### What you should do
Set down every record once more, exactly as given.

### Listed records

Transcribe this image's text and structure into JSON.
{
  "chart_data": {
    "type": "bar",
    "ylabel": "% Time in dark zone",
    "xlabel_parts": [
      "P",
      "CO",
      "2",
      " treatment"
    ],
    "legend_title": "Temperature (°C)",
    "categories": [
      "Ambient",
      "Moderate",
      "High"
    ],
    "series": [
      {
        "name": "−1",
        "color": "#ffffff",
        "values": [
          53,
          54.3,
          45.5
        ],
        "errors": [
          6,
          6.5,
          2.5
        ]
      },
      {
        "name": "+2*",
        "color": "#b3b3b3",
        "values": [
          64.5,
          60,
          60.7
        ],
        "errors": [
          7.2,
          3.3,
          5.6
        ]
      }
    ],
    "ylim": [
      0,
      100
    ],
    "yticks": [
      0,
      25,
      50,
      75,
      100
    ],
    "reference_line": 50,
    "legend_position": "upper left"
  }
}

### Reply
Transcribe this image's text and structure into JSON.
{
  "chart_data": {
    "type": "bar",
    "ylabel": "% Time in dark zone",
    "xlabel_parts": [
      "P",
      "CO",
      "2",
      " treatment"
    ],
    "legend_title": "Temperature (°C)",
    "categories": [
      "Ambient",
      "Moderate",
      "High"
    ],
    "series": [
      {
        "name": "−1",
        "color": "#ffffff",
        "values": [
          53,
          54.3,
          45.5
        ],
        "errors": [
          6,
          6.5,
          2.5
        ]
      },
      {
        "name": "+2*",
        "color": "#b3b3b3",
        "values": [
          64.5,
          60,
          60.7
        ],
        "errors": [
          7.2,
          3.3,
          5.6
        ]
      }
    ],
    "ylim": [
      0,
      100
    ],
    "yticks": [
      0,
      25,
      50,
      75,
      100
    ],
    "reference_line": 50,
    "legend_position": "upper left"
  }
}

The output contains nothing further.